• **Written instruction**
Count how many lines below include the string "glyph", and give that number without anything else.

• **Records supplied**
-----
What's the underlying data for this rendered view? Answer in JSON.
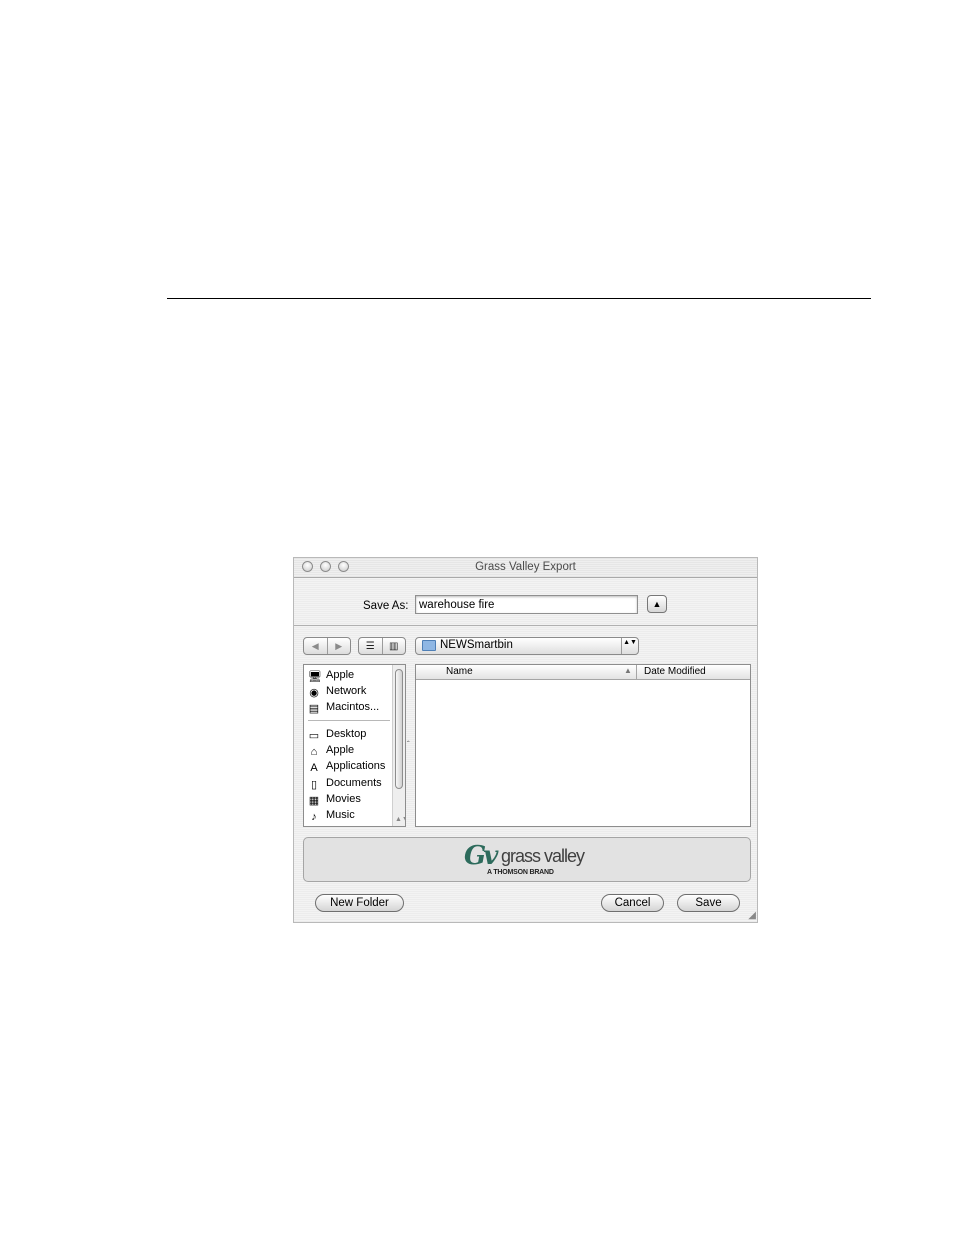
{
  "window": {
    "title": "Grass Valley Export",
    "save_as_label": "Save As:",
    "save_as_value": "warehouse fire",
    "expand_icon": "▲",
    "nav_back": "◀",
    "nav_forward": "▶",
    "view_list": "☰",
    "view_columns": "▥",
    "location": "NEWSmartbin",
    "location_arrows": "▲▼"
  },
  "sidebar": {
    "items": [
      {
        "label": "Apple",
        "icon": "computer-icon",
        "glyph": "🖥"
      },
      {
        "label": "Network",
        "icon": "network-globe-icon",
        "glyph": "◉"
      },
      {
        "label": "Macintos...",
        "icon": "hard-drive-icon",
        "glyph": "▤"
      },
      {
        "label": "Desktop",
        "icon": "desktop-icon",
        "glyph": "▭"
      },
      {
        "label": "Apple",
        "icon": "home-icon",
        "glyph": "⌂"
      },
      {
        "label": "Applications",
        "icon": "applications-icon",
        "glyph": "A"
      },
      {
        "label": "Documents",
        "icon": "documents-icon",
        "glyph": "▯"
      },
      {
        "label": "Movies",
        "icon": "movies-icon",
        "glyph": "▦"
      },
      {
        "label": "Music",
        "icon": "music-icon",
        "glyph": "♪"
      }
    ],
    "scroll_arrows": "▲▼"
  },
  "file_list": {
    "columns": [
      "Name",
      "Date Modified"
    ],
    "sort_indicator": "▲",
    "rows": []
  },
  "banner": {
    "logo_mark": "Gv",
    "logo_text": "grass valley",
    "logo_subtext": "A THOMSON BRAND"
  },
  "buttons": {
    "new_folder": "New Folder",
    "cancel": "Cancel",
    "save": "Save"
  },
  "colors": {
    "logo_green": "#2d6b5c",
    "window_bg": "#ececec"
  }
}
-----
• **Response for this exercise**
9